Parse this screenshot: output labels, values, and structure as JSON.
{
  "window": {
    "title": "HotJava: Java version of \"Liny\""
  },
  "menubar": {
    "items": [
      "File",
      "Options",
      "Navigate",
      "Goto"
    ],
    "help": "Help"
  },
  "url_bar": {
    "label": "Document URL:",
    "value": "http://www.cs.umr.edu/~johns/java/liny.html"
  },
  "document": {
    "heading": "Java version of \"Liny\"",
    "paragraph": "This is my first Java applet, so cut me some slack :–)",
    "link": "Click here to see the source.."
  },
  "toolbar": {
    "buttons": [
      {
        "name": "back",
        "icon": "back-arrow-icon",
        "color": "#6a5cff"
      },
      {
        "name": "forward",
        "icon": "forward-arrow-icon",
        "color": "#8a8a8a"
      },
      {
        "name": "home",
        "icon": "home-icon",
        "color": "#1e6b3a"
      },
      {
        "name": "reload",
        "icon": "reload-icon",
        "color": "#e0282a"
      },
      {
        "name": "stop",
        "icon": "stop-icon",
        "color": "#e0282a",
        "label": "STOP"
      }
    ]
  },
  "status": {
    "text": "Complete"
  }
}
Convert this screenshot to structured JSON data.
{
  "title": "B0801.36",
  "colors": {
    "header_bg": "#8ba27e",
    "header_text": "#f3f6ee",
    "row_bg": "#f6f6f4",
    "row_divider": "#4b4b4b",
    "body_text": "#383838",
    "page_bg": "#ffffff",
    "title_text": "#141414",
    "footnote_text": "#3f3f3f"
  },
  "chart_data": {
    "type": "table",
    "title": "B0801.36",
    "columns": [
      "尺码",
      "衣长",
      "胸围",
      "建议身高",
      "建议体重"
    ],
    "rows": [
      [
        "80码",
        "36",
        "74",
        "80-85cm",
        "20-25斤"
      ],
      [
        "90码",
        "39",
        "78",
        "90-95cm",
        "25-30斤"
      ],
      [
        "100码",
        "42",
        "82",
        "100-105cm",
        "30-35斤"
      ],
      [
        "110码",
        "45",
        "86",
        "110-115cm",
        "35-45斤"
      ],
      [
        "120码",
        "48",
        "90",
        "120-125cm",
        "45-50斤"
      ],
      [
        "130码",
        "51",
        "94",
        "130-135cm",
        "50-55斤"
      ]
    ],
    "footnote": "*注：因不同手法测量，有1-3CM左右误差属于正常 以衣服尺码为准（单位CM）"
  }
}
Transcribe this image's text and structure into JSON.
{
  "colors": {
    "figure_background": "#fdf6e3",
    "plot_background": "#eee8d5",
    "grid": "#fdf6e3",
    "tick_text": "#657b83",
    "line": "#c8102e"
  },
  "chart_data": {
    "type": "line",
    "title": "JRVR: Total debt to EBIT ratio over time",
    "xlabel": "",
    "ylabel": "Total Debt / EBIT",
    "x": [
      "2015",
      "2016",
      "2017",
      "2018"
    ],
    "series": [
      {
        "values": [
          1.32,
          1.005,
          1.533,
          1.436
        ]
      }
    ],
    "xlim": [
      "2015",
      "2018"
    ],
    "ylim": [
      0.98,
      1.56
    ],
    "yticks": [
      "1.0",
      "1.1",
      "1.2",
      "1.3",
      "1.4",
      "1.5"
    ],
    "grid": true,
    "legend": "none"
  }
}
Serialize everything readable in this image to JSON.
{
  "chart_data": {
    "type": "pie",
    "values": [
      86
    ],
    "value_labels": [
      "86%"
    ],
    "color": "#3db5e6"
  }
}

*****

PROBLEM STATEMENT - Output the line holding "Serialize everything readable", then every later line through the end of the records above, exactly as given and nothing else.

RESPONSE TO THIS EXERCISE -
Serialize everything readable in this image to JSON.
{
  "chart_data": {
    "type": "pie",
    "values": [
      86
    ],
    "value_labels": [
      "86%"
    ],
    "color": "#3db5e6"
  }
}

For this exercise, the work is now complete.